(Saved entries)
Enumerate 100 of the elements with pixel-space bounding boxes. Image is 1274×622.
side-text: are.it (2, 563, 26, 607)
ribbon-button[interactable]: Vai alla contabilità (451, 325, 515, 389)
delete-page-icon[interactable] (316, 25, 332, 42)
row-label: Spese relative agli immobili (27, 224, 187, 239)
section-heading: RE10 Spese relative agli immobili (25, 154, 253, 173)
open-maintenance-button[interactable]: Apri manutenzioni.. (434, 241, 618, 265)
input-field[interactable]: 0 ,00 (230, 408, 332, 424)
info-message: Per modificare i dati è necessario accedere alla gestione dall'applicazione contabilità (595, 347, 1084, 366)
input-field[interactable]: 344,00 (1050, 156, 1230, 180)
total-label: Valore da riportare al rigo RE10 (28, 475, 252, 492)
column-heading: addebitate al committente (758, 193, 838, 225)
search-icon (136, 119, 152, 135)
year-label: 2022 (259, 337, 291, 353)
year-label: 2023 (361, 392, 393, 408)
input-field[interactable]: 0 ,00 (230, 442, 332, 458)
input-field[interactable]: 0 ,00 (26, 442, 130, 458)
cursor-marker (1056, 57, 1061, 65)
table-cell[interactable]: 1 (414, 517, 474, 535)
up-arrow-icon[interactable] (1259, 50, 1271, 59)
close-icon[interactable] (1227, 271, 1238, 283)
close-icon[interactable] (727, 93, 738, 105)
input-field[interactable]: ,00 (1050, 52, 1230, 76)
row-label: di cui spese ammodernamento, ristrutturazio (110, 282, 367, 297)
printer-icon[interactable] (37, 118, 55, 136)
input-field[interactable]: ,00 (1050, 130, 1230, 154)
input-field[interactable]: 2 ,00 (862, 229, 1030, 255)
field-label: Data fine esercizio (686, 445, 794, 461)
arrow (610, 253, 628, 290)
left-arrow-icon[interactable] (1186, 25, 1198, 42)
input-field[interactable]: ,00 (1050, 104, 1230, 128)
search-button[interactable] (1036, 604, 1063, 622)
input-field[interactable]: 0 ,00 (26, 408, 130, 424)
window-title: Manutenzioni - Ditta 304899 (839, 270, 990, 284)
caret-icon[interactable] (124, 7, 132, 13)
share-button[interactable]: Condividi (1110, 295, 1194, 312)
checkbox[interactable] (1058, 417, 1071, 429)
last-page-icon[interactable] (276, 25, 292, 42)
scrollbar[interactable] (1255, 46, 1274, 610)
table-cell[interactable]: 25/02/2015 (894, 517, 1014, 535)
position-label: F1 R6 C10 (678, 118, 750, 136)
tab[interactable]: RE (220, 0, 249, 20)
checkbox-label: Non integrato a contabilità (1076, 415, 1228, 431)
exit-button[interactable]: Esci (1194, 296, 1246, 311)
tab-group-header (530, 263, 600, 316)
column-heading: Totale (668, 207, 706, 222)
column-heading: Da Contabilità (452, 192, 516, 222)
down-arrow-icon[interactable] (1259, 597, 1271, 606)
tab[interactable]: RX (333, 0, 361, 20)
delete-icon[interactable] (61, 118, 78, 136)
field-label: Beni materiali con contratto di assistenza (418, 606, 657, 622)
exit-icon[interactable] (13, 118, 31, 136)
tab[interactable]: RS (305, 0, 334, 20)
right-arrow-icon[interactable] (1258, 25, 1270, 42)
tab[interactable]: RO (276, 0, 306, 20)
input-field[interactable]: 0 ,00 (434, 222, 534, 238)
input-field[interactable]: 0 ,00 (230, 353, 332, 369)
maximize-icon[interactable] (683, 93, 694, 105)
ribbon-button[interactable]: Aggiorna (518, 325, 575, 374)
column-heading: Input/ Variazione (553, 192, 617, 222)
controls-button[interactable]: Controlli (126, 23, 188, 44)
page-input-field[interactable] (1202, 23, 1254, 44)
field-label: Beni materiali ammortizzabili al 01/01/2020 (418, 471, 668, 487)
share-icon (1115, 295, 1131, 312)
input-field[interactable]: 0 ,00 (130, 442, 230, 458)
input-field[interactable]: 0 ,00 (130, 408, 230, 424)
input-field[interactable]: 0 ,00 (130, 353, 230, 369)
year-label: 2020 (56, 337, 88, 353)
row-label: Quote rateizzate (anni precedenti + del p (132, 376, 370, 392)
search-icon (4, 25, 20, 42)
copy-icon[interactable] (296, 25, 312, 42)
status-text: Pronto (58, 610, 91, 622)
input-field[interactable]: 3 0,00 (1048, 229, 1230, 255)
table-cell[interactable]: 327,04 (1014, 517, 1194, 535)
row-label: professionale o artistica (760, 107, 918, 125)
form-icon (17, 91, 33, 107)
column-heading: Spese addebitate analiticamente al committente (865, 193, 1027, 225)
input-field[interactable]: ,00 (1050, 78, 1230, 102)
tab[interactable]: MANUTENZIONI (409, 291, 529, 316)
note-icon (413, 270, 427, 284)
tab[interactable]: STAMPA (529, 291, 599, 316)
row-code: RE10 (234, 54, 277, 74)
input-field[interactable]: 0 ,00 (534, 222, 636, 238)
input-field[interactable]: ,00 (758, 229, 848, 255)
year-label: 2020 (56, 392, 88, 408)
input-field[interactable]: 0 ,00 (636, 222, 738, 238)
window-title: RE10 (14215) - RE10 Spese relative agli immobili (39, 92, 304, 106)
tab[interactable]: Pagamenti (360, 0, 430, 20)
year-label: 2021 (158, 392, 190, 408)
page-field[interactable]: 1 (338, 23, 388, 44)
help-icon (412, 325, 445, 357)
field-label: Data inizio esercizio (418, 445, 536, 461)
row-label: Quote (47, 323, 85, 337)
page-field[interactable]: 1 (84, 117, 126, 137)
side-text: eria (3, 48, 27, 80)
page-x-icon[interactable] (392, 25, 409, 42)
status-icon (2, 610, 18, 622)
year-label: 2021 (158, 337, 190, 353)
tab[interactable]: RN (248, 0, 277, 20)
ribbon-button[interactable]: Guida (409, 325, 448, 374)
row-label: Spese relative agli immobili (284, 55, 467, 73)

◆ **TASK PROMPT**
Copy the listing lines from the start of the listing through the line containing "section-heading: RE10 Spese", including both ends.

◆ **OUTPUT BELOW**
Enumerate 100 of the elements with pixel-space bounding boxes. Image is 1274×622.
side-text: are.it (2, 563, 26, 607)
ribbon-button[interactable]: Vai alla contabilità (451, 325, 515, 389)
delete-page-icon[interactable] (316, 25, 332, 42)
row-label: Spese relative agli immobili (27, 224, 187, 239)
section-heading: RE10 Spese relative agli immobili (25, 154, 253, 173)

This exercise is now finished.